- WHAT YOU HAVE TO DO: Type out all the records word for word. Any pictures are to be left out.
### RECORDS PROVIDED
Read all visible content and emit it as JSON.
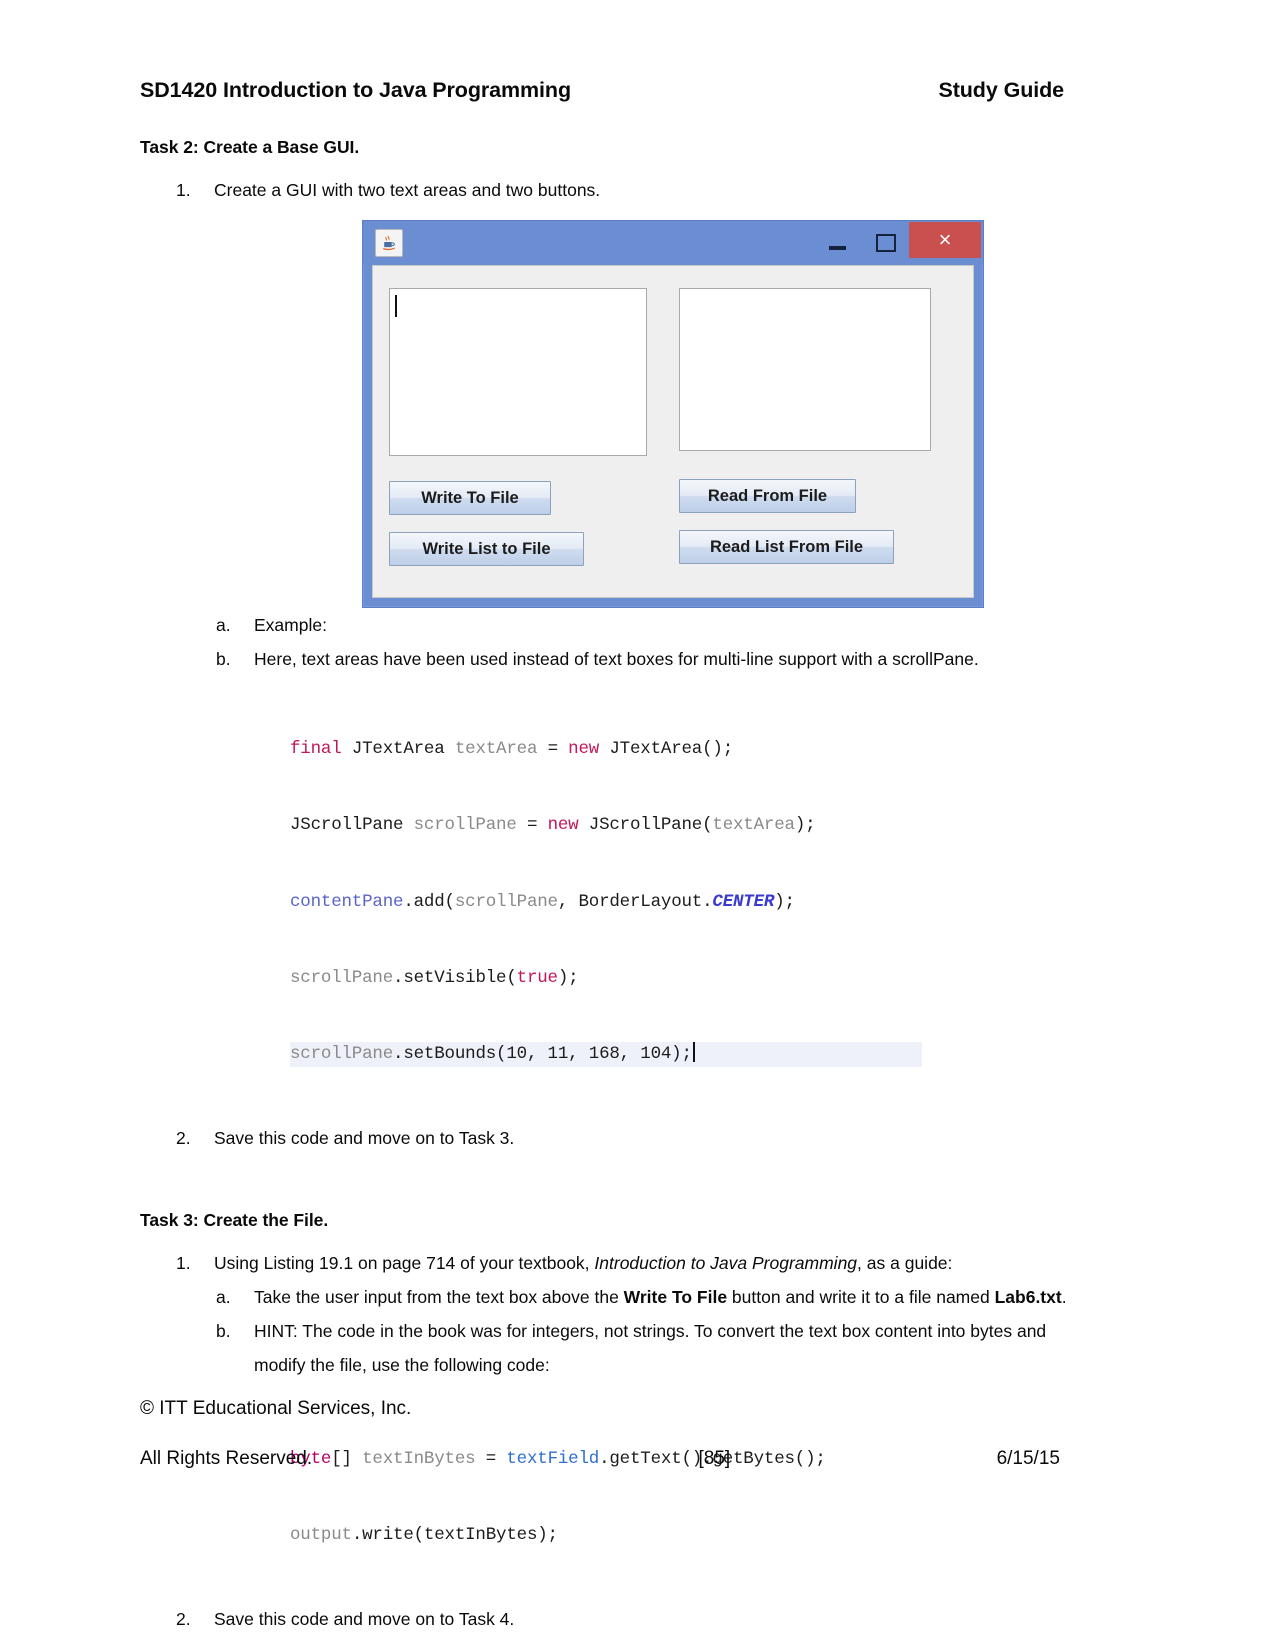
{
  "header": {
    "course_title": "SD1420 Introduction to Java Programming",
    "doc_type": "Study Guide"
  },
  "task2": {
    "heading": "Task 2: Create a Base GUI.",
    "item1": "Create a GUI with two text areas and two buttons.",
    "sub_a": "Example:",
    "sub_b": "Here, text areas have been used instead of text boxes for multi-line support with a scrollPane.",
    "item2": "Save this code and move on to Task 3."
  },
  "gui_mock": {
    "window_icon": "java-cup-icon",
    "minimize_label": "minimize-icon",
    "maximize_label": "maximize-icon",
    "close_label": "×",
    "buttons": {
      "write_to_file": "Write To File",
      "write_list_to_file": "Write List to File",
      "read_from_file": "Read From File",
      "read_list_from_file": "Read List From File"
    },
    "titlebar_color": "#6a8ed1",
    "close_color": "#c9504f",
    "client_color": "#efefef"
  },
  "code1": {
    "line1": {
      "kw_final": "final",
      "type1": " JTextArea ",
      "var1": "textArea",
      "eq": " = ",
      "kw_new": "new",
      "rest": " JTextArea();"
    },
    "line2": {
      "type1": "JScrollPane ",
      "var1": "scrollPane",
      "eq": " = ",
      "kw_new": "new",
      "mid": " JScrollPane(",
      "arg": "textArea",
      "end": ");"
    },
    "line3": {
      "obj": "contentPane",
      "mid": ".add(",
      "arg1": "scrollPane",
      "sep": ", BorderLayout.",
      "const": "CENTER",
      "end": ");"
    },
    "line4": {
      "obj": "scrollPane",
      "mid": ".setVisible(",
      "bool": "true",
      "end": ");"
    },
    "line5": {
      "obj": "scrollPane",
      "mid": ".setBounds(10, 11, 168, 104);"
    }
  },
  "task3": {
    "heading": "Task 3: Create the File.",
    "item1_pre": "Using Listing 19.1 on page 714 of your textbook, ",
    "item1_italic": "Introduction to Java Programming",
    "item1_post": ", as a guide:",
    "sub_a_pre": "Take the user input from the text box above the ",
    "sub_a_bold1": "Write To File",
    "sub_a_mid": " button and write it to a file named ",
    "sub_a_bold2": "Lab6.txt",
    "sub_a_post": ".",
    "sub_b": "HINT: The code in the book was for integers, not strings. To convert the text box content into bytes and modify the file, use the following code:",
    "item2": "Save this code and move on to Task 4."
  },
  "code2": {
    "line1": {
      "kw_byte": "byte",
      "brackets": "[] ",
      "var": "textInBytes",
      "eq": " = ",
      "field": "textField",
      "rest": ".getText().getBytes();"
    },
    "line2": {
      "obj": "output",
      "rest": ".write(textInBytes);"
    }
  },
  "footer": {
    "line1": "© ITT Educational Services, Inc.",
    "rights": "All Rights Reserved.",
    "page_number": "[85]",
    "date": "6/15/15"
  }
}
######
- RESPONSE TO THIS TASK:
Read all visible content and emit it as JSON.
{
  "header": {
    "course_title": "SD1420 Introduction to Java Programming",
    "doc_type": "Study Guide"
  },
  "task2": {
    "heading": "Task 2: Create a Base GUI.",
    "item1": "Create a GUI with two text areas and two buttons.",
    "sub_a": "Example:",
    "sub_b": "Here, text areas have been used instead of text boxes for multi-line support with a scrollPane.",
    "item2": "Save this code and move on to Task 3."
  },
  "gui_mock": {
    "window_icon": "java-cup-icon",
    "minimize_label": "minimize-icon",
    "maximize_label": "maximize-icon",
    "close_label": "×",
    "buttons": {
      "write_to_file": "Write To File",
      "write_list_to_file": "Write List to File",
      "read_from_file": "Read From File",
      "read_list_from_file": "Read List From File"
    },
    "titlebar_color": "#6a8ed1",
    "close_color": "#c9504f",
    "client_color": "#efefef"
  },
  "code1": {
    "line1": {
      "kw_final": "final",
      "type1": " JTextArea ",
      "var1": "textArea",
      "eq": " = ",
      "kw_new": "new",
      "rest": " JTextArea();"
    },
    "line2": {
      "type1": "JScrollPane ",
      "var1": "scrollPane",
      "eq": " = ",
      "kw_new": "new",
      "mid": " JScrollPane(",
      "arg": "textArea",
      "end": ");"
    },
    "line3": {
      "obj": "contentPane",
      "mid": ".add(",
      "arg1": "scrollPane",
      "sep": ", BorderLayout.",
      "const": "CENTER",
      "end": ");"
    },
    "line4": {
      "obj": "scrollPane",
      "mid": ".setVisible(",
      "bool": "true",
      "end": ");"
    },
    "line5": {
      "obj": "scrollPane",
      "mid": ".setBounds(10, 11, 168, 104);"
    }
  },
  "task3": {
    "heading": "Task 3: Create the File.",
    "item1_pre": "Using Listing 19.1 on page 714 of your textbook, ",
    "item1_italic": "Introduction to Java Programming",
    "item1_post": ", as a guide:",
    "sub_a_pre": "Take the user input from the text box above the ",
    "sub_a_bold1": "Write To File",
    "sub_a_mid": " button and write it to a file named ",
    "sub_a_bold2": "Lab6.txt",
    "sub_a_post": ".",
    "sub_b": "HINT: The code in the book was for integers, not strings. To convert the text box content into bytes and modify the file, use the following code:",
    "item2": "Save this code and move on to Task 4."
  },
  "code2": {
    "line1": {
      "kw_byte": "byte",
      "brackets": "[] ",
      "var": "textInBytes",
      "eq": " = ",
      "field": "textField",
      "rest": ".getText().getBytes();"
    },
    "line2": {
      "obj": "output",
      "rest": ".write(textInBytes);"
    }
  },
  "footer": {
    "line1": "© ITT Educational Services, Inc.",
    "rights": "All Rights Reserved.",
    "page_number": "[85]",
    "date": "6/15/15"
  }
}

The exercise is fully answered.